### WHAT IS REQUIRED
Restate the data exactly as given and keep the pictures out.

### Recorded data
········

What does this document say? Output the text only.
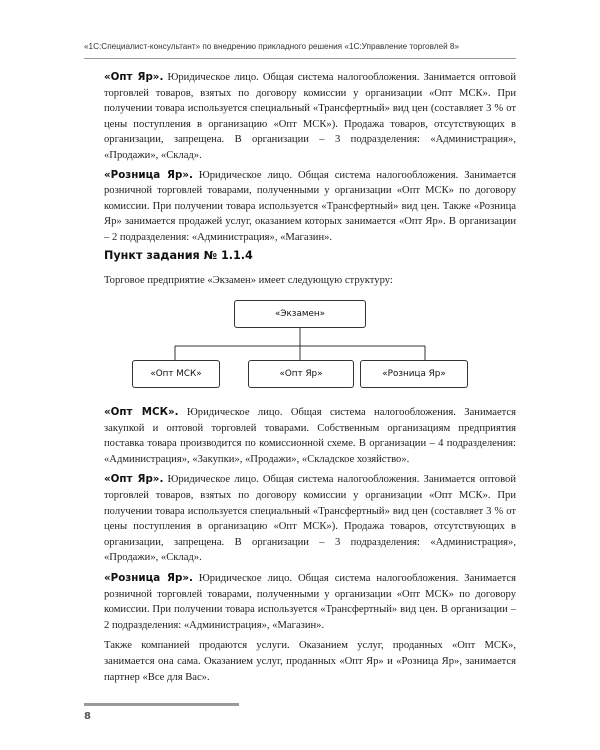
«1С:Специалист-консультант» по внедрению прикладного решения «1С:Управление торговлей 8»

«Опт Яр». Юридическое лицо. Общая система налогообложения. Занимается оптовой торговлей товаров, взятых по договору комиссии у организации «Опт МСК». При получении товара используется специальный «Трансфертный» вид цен (составляет 3 % от цены поступления в организацию «Опт МСК»). Продажа товаров, отсутствующих в организации, запрещена. В организации – 3 подразделения: «Администрация», «Продажи», «Склад».

«Розница Яр». Юридическое лицо. Общая система налогообложения. Занимается розничной торговлей товарами, полученными у организации «Опт МСК» по договору комиссии. При получении товара используется «Трансфертный» вид цен. Также «Розница Яр» занимается продажей услуг, оказанием которых занимается «Опт Яр». В организации – 2 подразделения: «Администрация», «Магазин».

Пункт задания № 1.1.4

Торговое предприятие «Экзамен» имеет следующую структуру:

«Экзамен»
«Опт МСК»	«Опт Яр»	«Розница Яр»

«Опт МСК». Юридическое лицо. Общая система налогообложения. Занимается закупкой и оптовой торговлей товарами. Собственным организациям предприятия поставка товара производится по комиссионной схеме. В организации – 4 подразделения: «Администрация», «Закупки», «Продажи», «Складское хозяйство».

«Опт Яр». Юридическое лицо. Общая система налогообложения. Занимается оптовой торговлей товаров, взятых по договору комиссии у организации «Опт МСК». При получении товара используется специальный «Трансфертный» вид цен (составляет 3 % от цены поступления в организацию «Опт МСК»). Продажа товаров, отсутствующих в организации, запрещена. В организации – 3 подразделения: «Администрация», «Продажи», «Склад».

«Розница Яр». Юридическое лицо. Общая система налогообложения. Занимается розничной торговлей товарами, полученными у организации «Опт МСК» по договору комиссии. При получении товара используется «Трансфертный» вид цен. В организации – 2 подразделения: «Администрация», «Магазин».

Также компанией продаются услуги. Оказанием услуг, проданных «Опт МСК», занимается она сама. Оказанием услуг, проданных «Опт Яр» и «Розница Яр», занимается партнер «Все для Вас».

8
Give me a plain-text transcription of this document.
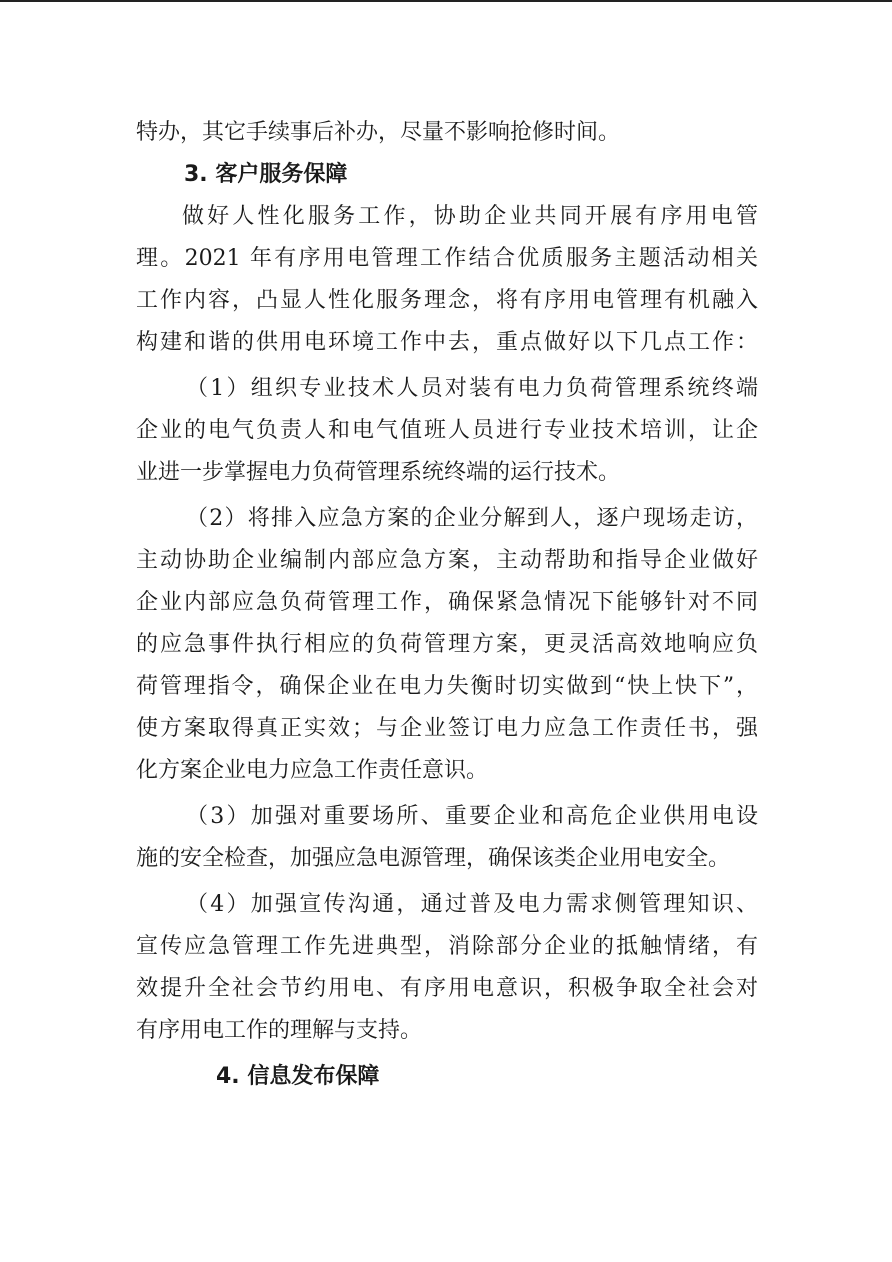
特办，其它手续事后补办，尽量不影响抢修时间。
3. 客户服务保障
做好人性化服务工作，协助企业共同开展有序用电管
理。2021 年有序用电管理工作结合优质服务主题活动相关
工作内容，凸显人性化服务理念，将有序用电管理有机融入
构建和谐的供用电环境工作中去，重点做好以下几点工作：
（1）组织专业技术人员对装有电力负荷管理系统终端
企业的电气负责人和电气值班人员进行专业技术培训，让企
业进一步掌握电力负荷管理系统终端的运行技术。
（2）将排入应急方案的企业分解到人，逐户现场走访，
主动协助企业编制内部应急方案，主动帮助和指导企业做好
企业内部应急负荷管理工作，确保紧急情况下能够针对不同
的应急事件执行相应的负荷管理方案，更灵活高效地响应负
荷管理指令，确保企业在电力失衡时切实做到“快上快下”，
使方案取得真正实效；与企业签订电力应急工作责任书，强
化方案企业电力应急工作责任意识。
（3）加强对重要场所、重要企业和高危企业供用电设
施的安全检查，加强应急电源管理，确保该类企业用电安全。
（4）加强宣传沟通，通过普及电力需求侧管理知识、
宣传应急管理工作先进典型，消除部分企业的抵触情绪，有
效提升全社会节约用电、有序用电意识，积极争取全社会对
有序用电工作的理解与支持。
4. 信息发布保障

········

### ANSWER TO THE EXERCISE
What does this document say? Output the text only.
«1С:Специалист-консультант» по внедрению прикладного решения «1С:Управление торговлей 8»

«Опт Яр». Юридическое лицо. Общая система налогообложения. Занимается оптовой торговлей товаров, взятых по договору комиссии у организации «Опт МСК». При получении товара используется специальный «Трансфертный» вид цен (составляет 3 % от цены поступления в организацию «Опт МСК»). Продажа товаров, отсутствующих в организации, запрещена. В организации – 3 подразделения: «Администрация», «Продажи», «Склад».

«Розница Яр». Юридическое лицо. Общая система налогообложения. Занимается розничной торговлей товарами, полученными у организации «Опт МСК» по договору комиссии. При получении товара используется «Трансфертный» вид цен. Также «Розница Яр» занимается продажей услуг, оказанием которых занимается «Опт Яр». В организации – 2 подразделения: «Администрация», «Магазин».

Пункт задания № 1.1.4

Торговое предприятие «Экзамен» имеет следующую структуру:

«Экзамен»
«Опт МСК»	«Опт Яр»	«Розница Яр»

«Опт МСК». Юридическое лицо. Общая система налогообложения. Занимается закупкой и оптовой торговлей товарами. Собственным организациям предприятия поставка товара производится по комиссионной схеме. В организации – 4 подразделения: «Администрация», «Закупки», «Продажи», «Складское хозяйство».

«Опт Яр». Юридическое лицо. Общая система налогообложения. Занимается оптовой торговлей товаров, взятых по договору комиссии у организации «Опт МСК». При получении товара используется специальный «Трансфертный» вид цен (составляет 3 % от цены поступления в организацию «Опт МСК»). Продажа товаров, отсутствующих в организации, запрещена. В организации – 3 подразделения: «Администрация», «Продажи», «Склад».

«Розница Яр». Юридическое лицо. Общая система налогообложения. Занимается розничной торговлей товарами, полученными у организации «Опт МСК» по договору комиссии. При получении товара используется «Трансфертный» вид цен. В организации – 2 подразделения: «Администрация», «Магазин».

Также компанией продаются услуги. Оказанием услуг, проданных «Опт МСК», занимается она сама. Оказанием услуг, проданных «Опт Яр» и «Розница Яр», занимается партнер «Все для Вас».

8
Give me a plain-text transcription of this document.
特办，其它手续事后补办，尽量不影响抢修时间。
3. 客户服务保障
做好人性化服务工作，协助企业共同开展有序用电管
理。2021 年有序用电管理工作结合优质服务主题活动相关
工作内容，凸显人性化服务理念，将有序用电管理有机融入
构建和谐的供用电环境工作中去，重点做好以下几点工作：
（1）组织专业技术人员对装有电力负荷管理系统终端
企业的电气负责人和电气值班人员进行专业技术培训，让企
业进一步掌握电力负荷管理系统终端的运行技术。
（2）将排入应急方案的企业分解到人，逐户现场走访，
主动协助企业编制内部应急方案，主动帮助和指导企业做好
企业内部应急负荷管理工作，确保紧急情况下能够针对不同
的应急事件执行相应的负荷管理方案，更灵活高效地响应负
荷管理指令，确保企业在电力失衡时切实做到“快上快下”，
使方案取得真正实效；与企业签订电力应急工作责任书，强
化方案企业电力应急工作责任意识。
（3）加强对重要场所、重要企业和高危企业供用电设
施的安全检查，加强应急电源管理，确保该类企业用电安全。
（4）加强宣传沟通，通过普及电力需求侧管理知识、
宣传应急管理工作先进典型，消除部分企业的抵触情绪，有
效提升全社会节约用电、有序用电意识，积极争取全社会对
有序用电工作的理解与支持。
4. 信息发布保障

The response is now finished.